**Problem to solve:**
All of the data that follows should be retyped exactly, please, except the pictures.

* START *

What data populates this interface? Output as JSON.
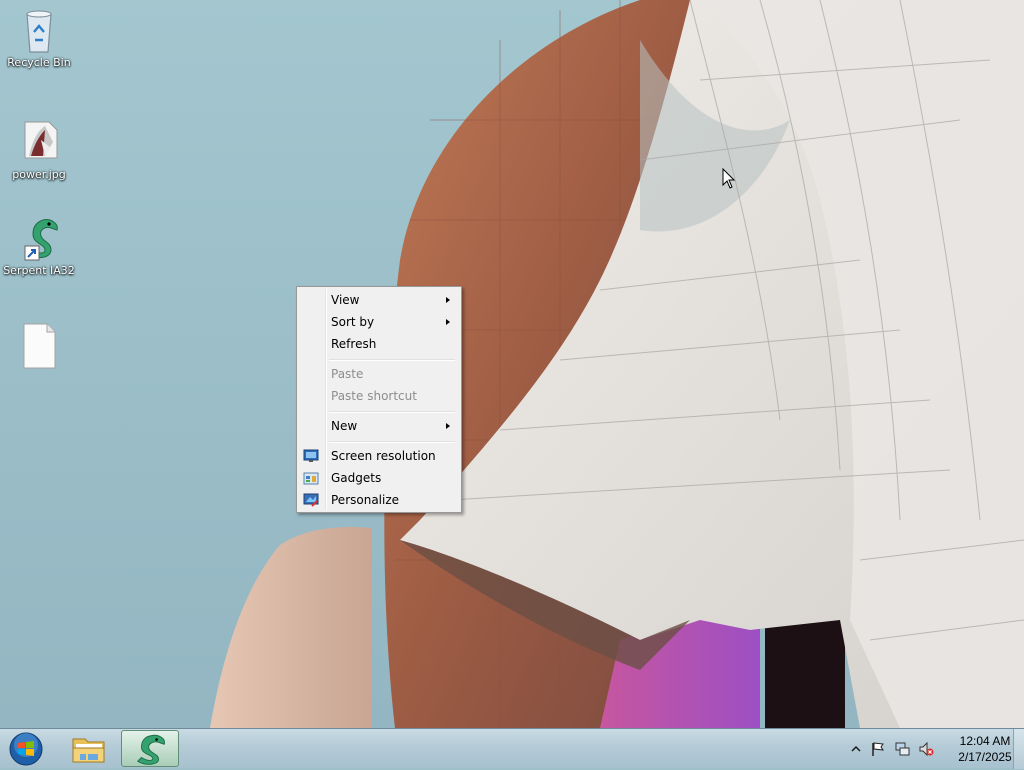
{
  "desktop": {
    "icons": [
      {
        "label": "Recycle Bin",
        "icon": "recycle-bin-icon"
      },
      {
        "label": "power.jpg",
        "icon": "image-file-icon"
      },
      {
        "label": "Serpent IA32",
        "icon": "serpent-shortcut-icon"
      },
      {
        "label": "",
        "icon": "blank-file-icon"
      }
    ]
  },
  "context_menu": {
    "items": [
      {
        "label": "View",
        "submenu": true,
        "enabled": true
      },
      {
        "label": "Sort by",
        "submenu": true,
        "enabled": true
      },
      {
        "label": "Refresh",
        "submenu": false,
        "enabled": true
      },
      {
        "label": "Paste",
        "submenu": false,
        "enabled": false
      },
      {
        "label": "Paste shortcut",
        "submenu": false,
        "enabled": false
      },
      {
        "label": "New",
        "submenu": true,
        "enabled": true
      },
      {
        "label": "Screen resolution",
        "submenu": false,
        "enabled": true,
        "icon": "screen-resolution-icon"
      },
      {
        "label": "Gadgets",
        "submenu": false,
        "enabled": true,
        "icon": "gadgets-icon"
      },
      {
        "label": "Personalize",
        "submenu": false,
        "enabled": true,
        "icon": "personalize-icon"
      }
    ]
  },
  "taskbar": {
    "start_icon": "windows-start-orb-icon",
    "pinned": [
      {
        "name": "Windows Explorer",
        "icon": "folder-explorer-icon",
        "active": false
      },
      {
        "name": "Serpent IA32",
        "icon": "serpent-icon",
        "active": true
      }
    ],
    "tray": {
      "icons": [
        "show-hidden-icons-chevron-icon",
        "action-center-flag-icon",
        "network-icon",
        "volume-muted-icon"
      ],
      "time": "12:04 AM",
      "date": "2/17/2025"
    }
  },
  "colors": {
    "sky": "#9dc0c9",
    "building_copper": "#a5664b",
    "building_purple": "#b45ab6",
    "panels_white": "#e8e4e0",
    "menu_bg": "#f0f0f0",
    "disabled_text": "#8d8d8d"
  }
}
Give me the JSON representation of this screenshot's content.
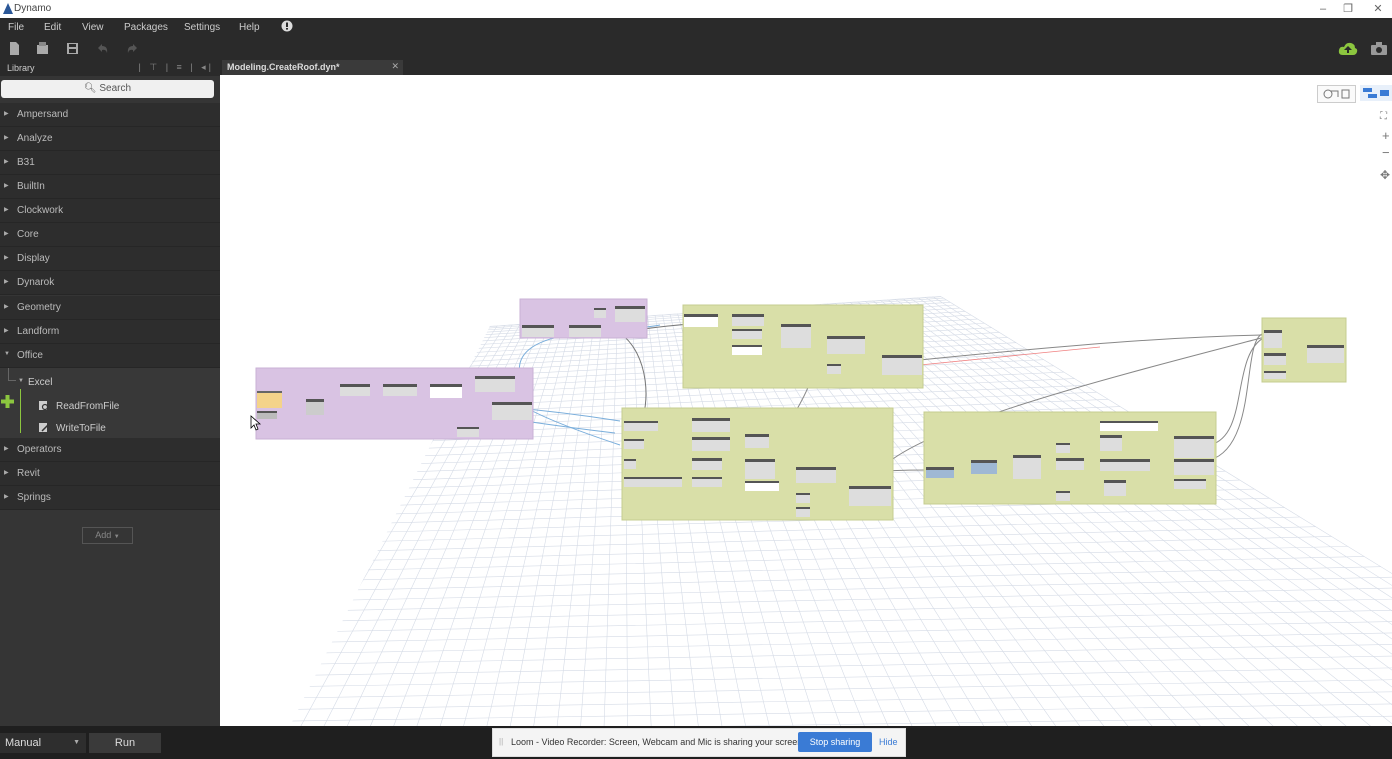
{
  "window": {
    "title": "Dynamo",
    "minimize": "–",
    "restore": "❐",
    "close": "✕"
  },
  "menu": [
    "File",
    "Edit",
    "View",
    "Packages",
    "Settings",
    "Help"
  ],
  "library": {
    "header": "Library",
    "search_placeholder": "Search",
    "categories_top": [
      "Ampersand",
      "Analyze",
      "B31",
      "BuiltIn",
      "Clockwork",
      "Core",
      "Display",
      "Dynarok",
      "Geometry",
      "Landform",
      "Office"
    ],
    "office_sub": {
      "group": "Excel",
      "items": [
        "ReadFromFile",
        "WriteToFile"
      ]
    },
    "categories_bottom": [
      "Operators",
      "Revit",
      "Springs"
    ],
    "add_label": "Add"
  },
  "tab": {
    "name": "Modeling.CreateRoof.dyn*"
  },
  "run": {
    "mode": "Manual",
    "run_label": "Run"
  },
  "loom": {
    "message": "Loom - Video Recorder: Screen, Webcam and Mic is sharing your screen.",
    "stop_label": "Stop sharing",
    "hide_label": "Hide"
  },
  "colors": {
    "group_purple": "#d9c3e3",
    "group_green": "#d9dfa8",
    "accent_blue": "#3a7bd5",
    "cloud_green": "#8cc63f"
  }
}
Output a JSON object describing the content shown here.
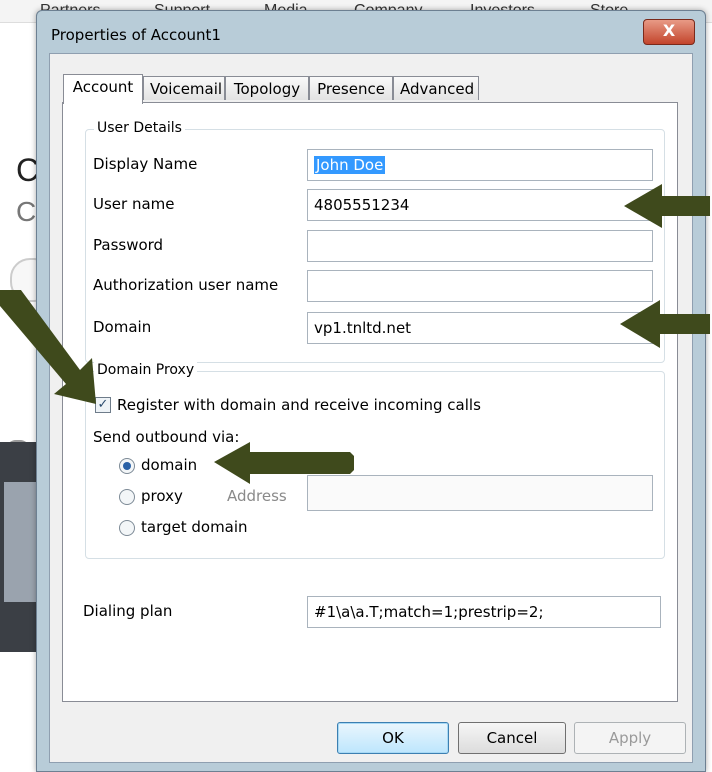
{
  "background_site": {
    "nav_items": [
      "Partners",
      "Support",
      "Media",
      "Company",
      "Investors",
      "Store"
    ],
    "big_letter_1": "C",
    "big_letter_2": "C"
  },
  "dialog": {
    "title": "Properties of Account1",
    "close_label": "X"
  },
  "tabs": [
    {
      "label": "Account",
      "active": true
    },
    {
      "label": "Voicemail",
      "active": false
    },
    {
      "label": "Topology",
      "active": false
    },
    {
      "label": "Presence",
      "active": false
    },
    {
      "label": "Advanced",
      "active": false
    }
  ],
  "user_details": {
    "title": "User Details",
    "display_name_label": "Display Name",
    "display_name_value": "John Doe",
    "user_name_label": "User name",
    "user_name_value": "4805551234",
    "password_label": "Password",
    "password_value": "",
    "auth_user_label": "Authorization user name",
    "auth_user_value": "",
    "domain_label": "Domain",
    "domain_value": "vp1.tnltd.net"
  },
  "domain_proxy": {
    "title": "Domain Proxy",
    "register_label": "Register with domain and receive incoming calls",
    "register_checked": true,
    "send_outbound_label": "Send outbound via:",
    "options": [
      {
        "label": "domain",
        "selected": true
      },
      {
        "label": "proxy",
        "selected": false
      },
      {
        "label": "target domain",
        "selected": false
      }
    ],
    "address_label": "Address",
    "address_value": ""
  },
  "dialing": {
    "label": "Dialing plan",
    "value": "#1\\a\\a.T;match=1;prestrip=2;"
  },
  "buttons": {
    "ok": "OK",
    "cancel": "Cancel",
    "apply": "Apply"
  },
  "colors": {
    "arrow": "#3f4a1c",
    "selection": "#3399ff",
    "close": "#c3452c"
  }
}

* END *

**Exercise answer:**
What data populates this interface? Output as JSON.
{
  "desktop": {
    "icons": [
      {
        "label": "Recycle Bin",
        "icon": "recycle-bin-icon"
      },
      {
        "label": "power.jpg",
        "icon": "image-file-icon"
      },
      {
        "label": "Serpent IA32",
        "icon": "serpent-shortcut-icon"
      },
      {
        "label": "",
        "icon": "blank-file-icon"
      }
    ]
  },
  "context_menu": {
    "items": [
      {
        "label": "View",
        "submenu": true,
        "enabled": true
      },
      {
        "label": "Sort by",
        "submenu": true,
        "enabled": true
      },
      {
        "label": "Refresh",
        "submenu": false,
        "enabled": true
      },
      {
        "label": "Paste",
        "submenu": false,
        "enabled": false
      },
      {
        "label": "Paste shortcut",
        "submenu": false,
        "enabled": false
      },
      {
        "label": "New",
        "submenu": true,
        "enabled": true
      },
      {
        "label": "Screen resolution",
        "submenu": false,
        "enabled": true,
        "icon": "screen-resolution-icon"
      },
      {
        "label": "Gadgets",
        "submenu": false,
        "enabled": true,
        "icon": "gadgets-icon"
      },
      {
        "label": "Personalize",
        "submenu": false,
        "enabled": true,
        "icon": "personalize-icon"
      }
    ]
  },
  "taskbar": {
    "start_icon": "windows-start-orb-icon",
    "pinned": [
      {
        "name": "Windows Explorer",
        "icon": "folder-explorer-icon",
        "active": false
      },
      {
        "name": "Serpent IA32",
        "icon": "serpent-icon",
        "active": true
      }
    ],
    "tray": {
      "icons": [
        "show-hidden-icons-chevron-icon",
        "action-center-flag-icon",
        "network-icon",
        "volume-muted-icon"
      ],
      "time": "12:04 AM",
      "date": "2/17/2025"
    }
  },
  "colors": {
    "sky": "#9dc0c9",
    "building_copper": "#a5664b",
    "building_purple": "#b45ab6",
    "panels_white": "#e8e4e0",
    "menu_bg": "#f0f0f0",
    "disabled_text": "#8d8d8d"
  }
}
Give me the JSON representation of this screenshot's content.
{
  "window": {
    "title": "Dynamo",
    "minimize": "–",
    "restore": "❐",
    "close": "✕"
  },
  "menu": [
    "File",
    "Edit",
    "View",
    "Packages",
    "Settings",
    "Help"
  ],
  "library": {
    "header": "Library",
    "search_placeholder": "Search",
    "categories_top": [
      "Ampersand",
      "Analyze",
      "B31",
      "BuiltIn",
      "Clockwork",
      "Core",
      "Display",
      "Dynarok",
      "Geometry",
      "Landform",
      "Office"
    ],
    "office_sub": {
      "group": "Excel",
      "items": [
        "ReadFromFile",
        "WriteToFile"
      ]
    },
    "categories_bottom": [
      "Operators",
      "Revit",
      "Springs"
    ],
    "add_label": "Add"
  },
  "tab": {
    "name": "Modeling.CreateRoof.dyn*"
  },
  "run": {
    "mode": "Manual",
    "run_label": "Run"
  },
  "loom": {
    "message": "Loom - Video Recorder: Screen, Webcam and Mic is sharing your screen.",
    "stop_label": "Stop sharing",
    "hide_label": "Hide"
  },
  "colors": {
    "group_purple": "#d9c3e3",
    "group_green": "#d9dfa8",
    "accent_blue": "#3a7bd5",
    "cloud_green": "#8cc63f"
  }
}
Output a JSON object describing the content shown here.
{
  "background_site": {
    "nav_items": [
      "Partners",
      "Support",
      "Media",
      "Company",
      "Investors",
      "Store"
    ],
    "big_letter_1": "C",
    "big_letter_2": "C"
  },
  "dialog": {
    "title": "Properties of Account1",
    "close_label": "X"
  },
  "tabs": [
    {
      "label": "Account",
      "active": true
    },
    {
      "label": "Voicemail",
      "active": false
    },
    {
      "label": "Topology",
      "active": false
    },
    {
      "label": "Presence",
      "active": false
    },
    {
      "label": "Advanced",
      "active": false
    }
  ],
  "user_details": {
    "title": "User Details",
    "display_name_label": "Display Name",
    "display_name_value": "John Doe",
    "user_name_label": "User name",
    "user_name_value": "4805551234",
    "password_label": "Password",
    "password_value": "",
    "auth_user_label": "Authorization user name",
    "auth_user_value": "",
    "domain_label": "Domain",
    "domain_value": "vp1.tnltd.net"
  },
  "domain_proxy": {
    "title": "Domain Proxy",
    "register_label": "Register with domain and receive incoming calls",
    "register_checked": true,
    "send_outbound_label": "Send outbound via:",
    "options": [
      {
        "label": "domain",
        "selected": true
      },
      {
        "label": "proxy",
        "selected": false
      },
      {
        "label": "target domain",
        "selected": false
      }
    ],
    "address_label": "Address",
    "address_value": ""
  },
  "dialing": {
    "label": "Dialing plan",
    "value": "#1\\a\\a.T;match=1;prestrip=2;"
  },
  "buttons": {
    "ok": "OK",
    "cancel": "Cancel",
    "apply": "Apply"
  },
  "colors": {
    "arrow": "#3f4a1c",
    "selection": "#3399ff",
    "close": "#c3452c"
  }
}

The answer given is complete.